### WRITTEN TASK
Report how many lines of the following entries include the string "MISA"; respond with the number alone.

— BEGIN DATA SUPPLIED —

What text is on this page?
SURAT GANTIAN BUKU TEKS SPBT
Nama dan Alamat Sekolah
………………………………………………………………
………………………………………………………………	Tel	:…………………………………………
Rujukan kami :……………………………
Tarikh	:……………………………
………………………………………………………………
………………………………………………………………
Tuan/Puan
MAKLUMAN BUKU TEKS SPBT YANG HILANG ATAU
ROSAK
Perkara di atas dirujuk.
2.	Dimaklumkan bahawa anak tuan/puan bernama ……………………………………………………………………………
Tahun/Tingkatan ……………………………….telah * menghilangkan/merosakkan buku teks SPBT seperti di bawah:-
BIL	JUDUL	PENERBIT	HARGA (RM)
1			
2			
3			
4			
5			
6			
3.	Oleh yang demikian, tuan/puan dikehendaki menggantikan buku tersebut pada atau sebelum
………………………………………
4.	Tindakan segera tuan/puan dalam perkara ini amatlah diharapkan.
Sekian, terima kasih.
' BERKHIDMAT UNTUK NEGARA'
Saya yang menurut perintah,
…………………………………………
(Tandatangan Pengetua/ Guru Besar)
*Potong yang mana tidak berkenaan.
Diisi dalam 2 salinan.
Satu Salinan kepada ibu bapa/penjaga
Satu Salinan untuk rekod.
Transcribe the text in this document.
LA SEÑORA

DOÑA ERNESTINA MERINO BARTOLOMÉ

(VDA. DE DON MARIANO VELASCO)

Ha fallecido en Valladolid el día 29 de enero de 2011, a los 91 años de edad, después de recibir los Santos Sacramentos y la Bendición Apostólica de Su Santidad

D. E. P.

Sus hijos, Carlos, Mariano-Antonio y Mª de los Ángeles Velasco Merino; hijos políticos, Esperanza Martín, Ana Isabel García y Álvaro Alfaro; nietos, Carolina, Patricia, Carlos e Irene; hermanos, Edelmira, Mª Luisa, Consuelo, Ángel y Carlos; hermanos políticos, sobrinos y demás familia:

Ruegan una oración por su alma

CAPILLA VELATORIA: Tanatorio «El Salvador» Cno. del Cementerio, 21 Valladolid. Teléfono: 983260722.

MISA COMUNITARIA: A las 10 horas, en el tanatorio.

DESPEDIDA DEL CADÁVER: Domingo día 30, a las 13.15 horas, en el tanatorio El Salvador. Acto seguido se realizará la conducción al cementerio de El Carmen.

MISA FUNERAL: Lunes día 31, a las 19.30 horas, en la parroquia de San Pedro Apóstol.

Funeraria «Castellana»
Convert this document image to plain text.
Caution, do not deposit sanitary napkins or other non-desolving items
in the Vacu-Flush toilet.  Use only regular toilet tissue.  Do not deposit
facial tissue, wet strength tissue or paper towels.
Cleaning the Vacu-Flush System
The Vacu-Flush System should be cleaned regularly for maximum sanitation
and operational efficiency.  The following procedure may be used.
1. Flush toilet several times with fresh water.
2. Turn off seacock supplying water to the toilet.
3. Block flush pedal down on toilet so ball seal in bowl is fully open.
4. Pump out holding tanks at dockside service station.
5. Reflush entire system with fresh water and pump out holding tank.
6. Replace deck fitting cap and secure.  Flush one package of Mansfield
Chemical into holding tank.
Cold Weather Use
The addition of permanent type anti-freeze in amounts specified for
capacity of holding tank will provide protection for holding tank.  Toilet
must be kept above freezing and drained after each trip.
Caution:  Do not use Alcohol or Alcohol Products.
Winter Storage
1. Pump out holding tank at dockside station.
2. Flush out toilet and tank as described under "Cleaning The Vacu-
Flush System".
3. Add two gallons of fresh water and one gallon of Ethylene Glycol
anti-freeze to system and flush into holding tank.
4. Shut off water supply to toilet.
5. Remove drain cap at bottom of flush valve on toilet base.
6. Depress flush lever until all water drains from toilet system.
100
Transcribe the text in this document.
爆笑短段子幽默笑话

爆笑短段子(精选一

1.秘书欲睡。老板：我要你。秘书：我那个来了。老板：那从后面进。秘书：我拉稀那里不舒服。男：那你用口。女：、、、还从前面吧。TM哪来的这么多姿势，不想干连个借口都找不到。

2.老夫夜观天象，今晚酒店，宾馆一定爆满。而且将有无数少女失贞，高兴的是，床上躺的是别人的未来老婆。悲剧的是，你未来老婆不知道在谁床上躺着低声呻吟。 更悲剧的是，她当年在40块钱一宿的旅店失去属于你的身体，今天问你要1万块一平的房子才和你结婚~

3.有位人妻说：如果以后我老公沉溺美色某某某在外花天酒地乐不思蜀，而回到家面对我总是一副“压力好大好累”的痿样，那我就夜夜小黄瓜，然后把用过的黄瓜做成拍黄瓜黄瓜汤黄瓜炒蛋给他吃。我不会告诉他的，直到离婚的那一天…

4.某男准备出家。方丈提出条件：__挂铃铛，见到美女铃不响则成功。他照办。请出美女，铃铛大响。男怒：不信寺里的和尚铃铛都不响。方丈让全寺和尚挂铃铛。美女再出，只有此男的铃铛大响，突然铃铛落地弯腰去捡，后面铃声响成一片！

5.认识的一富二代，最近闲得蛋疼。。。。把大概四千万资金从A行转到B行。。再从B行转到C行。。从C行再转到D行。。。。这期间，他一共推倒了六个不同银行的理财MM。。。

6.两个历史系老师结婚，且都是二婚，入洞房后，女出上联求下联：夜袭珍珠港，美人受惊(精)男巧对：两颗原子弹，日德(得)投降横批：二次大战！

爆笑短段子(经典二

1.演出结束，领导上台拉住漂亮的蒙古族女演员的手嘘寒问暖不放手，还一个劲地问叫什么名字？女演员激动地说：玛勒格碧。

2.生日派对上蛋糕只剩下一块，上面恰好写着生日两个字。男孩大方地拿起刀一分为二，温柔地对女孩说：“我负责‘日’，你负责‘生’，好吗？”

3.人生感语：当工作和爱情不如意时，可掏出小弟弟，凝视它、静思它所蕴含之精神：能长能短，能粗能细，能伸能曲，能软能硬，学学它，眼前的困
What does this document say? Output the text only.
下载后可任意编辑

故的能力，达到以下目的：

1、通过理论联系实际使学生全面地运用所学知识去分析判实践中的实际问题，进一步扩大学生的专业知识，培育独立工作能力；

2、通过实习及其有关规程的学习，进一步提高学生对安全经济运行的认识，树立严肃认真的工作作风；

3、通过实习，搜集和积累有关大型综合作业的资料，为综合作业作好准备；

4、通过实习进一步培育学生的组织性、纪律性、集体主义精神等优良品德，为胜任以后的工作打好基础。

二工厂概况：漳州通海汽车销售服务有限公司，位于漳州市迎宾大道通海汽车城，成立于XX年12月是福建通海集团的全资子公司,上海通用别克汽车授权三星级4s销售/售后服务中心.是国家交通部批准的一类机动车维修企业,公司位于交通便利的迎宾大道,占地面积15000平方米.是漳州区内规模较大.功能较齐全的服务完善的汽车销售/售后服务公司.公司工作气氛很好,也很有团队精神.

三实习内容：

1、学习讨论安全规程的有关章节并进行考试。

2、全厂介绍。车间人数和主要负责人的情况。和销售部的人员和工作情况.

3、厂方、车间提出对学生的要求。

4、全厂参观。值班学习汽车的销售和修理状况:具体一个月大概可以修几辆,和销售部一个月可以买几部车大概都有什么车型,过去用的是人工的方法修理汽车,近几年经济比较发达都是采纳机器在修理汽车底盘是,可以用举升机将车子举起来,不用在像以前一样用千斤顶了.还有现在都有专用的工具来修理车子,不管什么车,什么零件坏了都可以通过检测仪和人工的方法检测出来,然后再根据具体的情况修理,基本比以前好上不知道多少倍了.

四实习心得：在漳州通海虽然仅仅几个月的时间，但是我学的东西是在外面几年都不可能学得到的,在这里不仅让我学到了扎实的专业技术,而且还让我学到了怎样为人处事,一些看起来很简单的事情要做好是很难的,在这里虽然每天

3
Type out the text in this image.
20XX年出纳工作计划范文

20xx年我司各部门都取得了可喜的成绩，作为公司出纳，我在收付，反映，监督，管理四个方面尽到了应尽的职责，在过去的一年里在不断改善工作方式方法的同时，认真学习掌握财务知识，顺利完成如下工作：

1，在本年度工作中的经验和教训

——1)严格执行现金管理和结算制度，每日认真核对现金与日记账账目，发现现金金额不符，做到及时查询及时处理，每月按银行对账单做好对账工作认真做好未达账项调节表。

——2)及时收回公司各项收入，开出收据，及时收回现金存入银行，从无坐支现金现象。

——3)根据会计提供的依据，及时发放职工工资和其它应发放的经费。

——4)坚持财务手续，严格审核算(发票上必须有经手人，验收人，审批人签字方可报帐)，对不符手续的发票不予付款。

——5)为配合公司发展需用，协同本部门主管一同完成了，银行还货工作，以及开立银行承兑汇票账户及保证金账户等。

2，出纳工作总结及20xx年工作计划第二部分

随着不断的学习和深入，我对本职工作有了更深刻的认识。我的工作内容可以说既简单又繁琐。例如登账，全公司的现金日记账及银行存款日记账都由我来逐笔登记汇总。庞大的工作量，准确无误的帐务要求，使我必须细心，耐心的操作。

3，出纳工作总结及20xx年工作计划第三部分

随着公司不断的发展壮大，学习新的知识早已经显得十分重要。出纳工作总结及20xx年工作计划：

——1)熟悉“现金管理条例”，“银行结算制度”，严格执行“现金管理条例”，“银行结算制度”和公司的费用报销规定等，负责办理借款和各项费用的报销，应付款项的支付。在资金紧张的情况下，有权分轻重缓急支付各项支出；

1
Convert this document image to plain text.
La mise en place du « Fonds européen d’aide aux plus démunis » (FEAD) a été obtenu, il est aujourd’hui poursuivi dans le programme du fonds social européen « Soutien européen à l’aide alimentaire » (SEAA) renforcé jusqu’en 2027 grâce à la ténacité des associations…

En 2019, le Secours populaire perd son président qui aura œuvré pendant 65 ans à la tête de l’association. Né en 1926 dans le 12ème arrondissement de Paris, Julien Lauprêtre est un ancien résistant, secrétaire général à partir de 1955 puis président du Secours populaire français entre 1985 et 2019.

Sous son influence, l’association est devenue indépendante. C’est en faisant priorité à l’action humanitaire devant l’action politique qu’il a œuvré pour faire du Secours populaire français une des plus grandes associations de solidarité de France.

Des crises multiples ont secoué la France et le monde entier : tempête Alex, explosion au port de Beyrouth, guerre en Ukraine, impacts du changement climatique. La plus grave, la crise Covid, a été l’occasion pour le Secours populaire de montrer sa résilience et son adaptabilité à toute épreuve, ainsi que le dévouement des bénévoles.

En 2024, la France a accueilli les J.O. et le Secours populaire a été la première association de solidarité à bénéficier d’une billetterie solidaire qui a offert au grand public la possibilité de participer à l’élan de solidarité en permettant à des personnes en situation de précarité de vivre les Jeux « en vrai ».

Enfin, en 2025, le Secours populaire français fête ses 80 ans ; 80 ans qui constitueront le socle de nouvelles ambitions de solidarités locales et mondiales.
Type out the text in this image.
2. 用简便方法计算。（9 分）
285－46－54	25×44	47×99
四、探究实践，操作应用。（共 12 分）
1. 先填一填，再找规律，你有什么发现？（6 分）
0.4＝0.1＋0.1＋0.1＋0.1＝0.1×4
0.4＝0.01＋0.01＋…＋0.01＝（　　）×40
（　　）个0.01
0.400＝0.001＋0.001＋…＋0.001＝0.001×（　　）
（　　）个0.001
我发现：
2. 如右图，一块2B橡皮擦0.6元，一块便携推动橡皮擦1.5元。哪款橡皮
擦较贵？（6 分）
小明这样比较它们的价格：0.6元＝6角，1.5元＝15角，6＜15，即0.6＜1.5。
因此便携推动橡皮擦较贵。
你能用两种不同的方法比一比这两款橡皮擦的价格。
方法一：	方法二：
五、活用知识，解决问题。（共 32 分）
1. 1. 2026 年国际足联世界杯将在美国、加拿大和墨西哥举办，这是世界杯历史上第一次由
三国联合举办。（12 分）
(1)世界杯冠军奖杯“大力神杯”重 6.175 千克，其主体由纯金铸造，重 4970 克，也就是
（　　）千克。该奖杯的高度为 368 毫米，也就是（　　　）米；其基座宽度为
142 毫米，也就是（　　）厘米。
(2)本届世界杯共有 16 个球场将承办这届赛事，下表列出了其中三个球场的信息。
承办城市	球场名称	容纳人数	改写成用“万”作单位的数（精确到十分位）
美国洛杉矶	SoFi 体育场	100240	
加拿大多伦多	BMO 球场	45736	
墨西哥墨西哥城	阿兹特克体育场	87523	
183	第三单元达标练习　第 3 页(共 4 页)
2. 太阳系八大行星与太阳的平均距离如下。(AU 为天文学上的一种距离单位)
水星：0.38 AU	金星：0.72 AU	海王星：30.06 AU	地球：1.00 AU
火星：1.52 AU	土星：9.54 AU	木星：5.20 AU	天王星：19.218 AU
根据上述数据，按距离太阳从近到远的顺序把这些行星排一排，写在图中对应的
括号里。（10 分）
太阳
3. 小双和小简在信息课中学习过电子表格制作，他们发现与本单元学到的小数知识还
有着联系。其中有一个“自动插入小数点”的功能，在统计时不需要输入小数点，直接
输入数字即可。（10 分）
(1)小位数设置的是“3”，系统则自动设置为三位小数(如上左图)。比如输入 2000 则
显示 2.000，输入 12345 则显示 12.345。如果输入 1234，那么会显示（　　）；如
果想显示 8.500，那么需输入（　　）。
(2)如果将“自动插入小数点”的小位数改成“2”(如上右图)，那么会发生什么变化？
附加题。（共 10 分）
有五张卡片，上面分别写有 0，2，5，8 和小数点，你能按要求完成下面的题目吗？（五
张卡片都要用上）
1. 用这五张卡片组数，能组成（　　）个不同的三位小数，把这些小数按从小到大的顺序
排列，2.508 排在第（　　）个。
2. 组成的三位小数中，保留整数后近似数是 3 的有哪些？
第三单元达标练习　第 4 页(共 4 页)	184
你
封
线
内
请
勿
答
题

— END DATA SUPPLIED —

### SOLUTION TO THIS TASK
2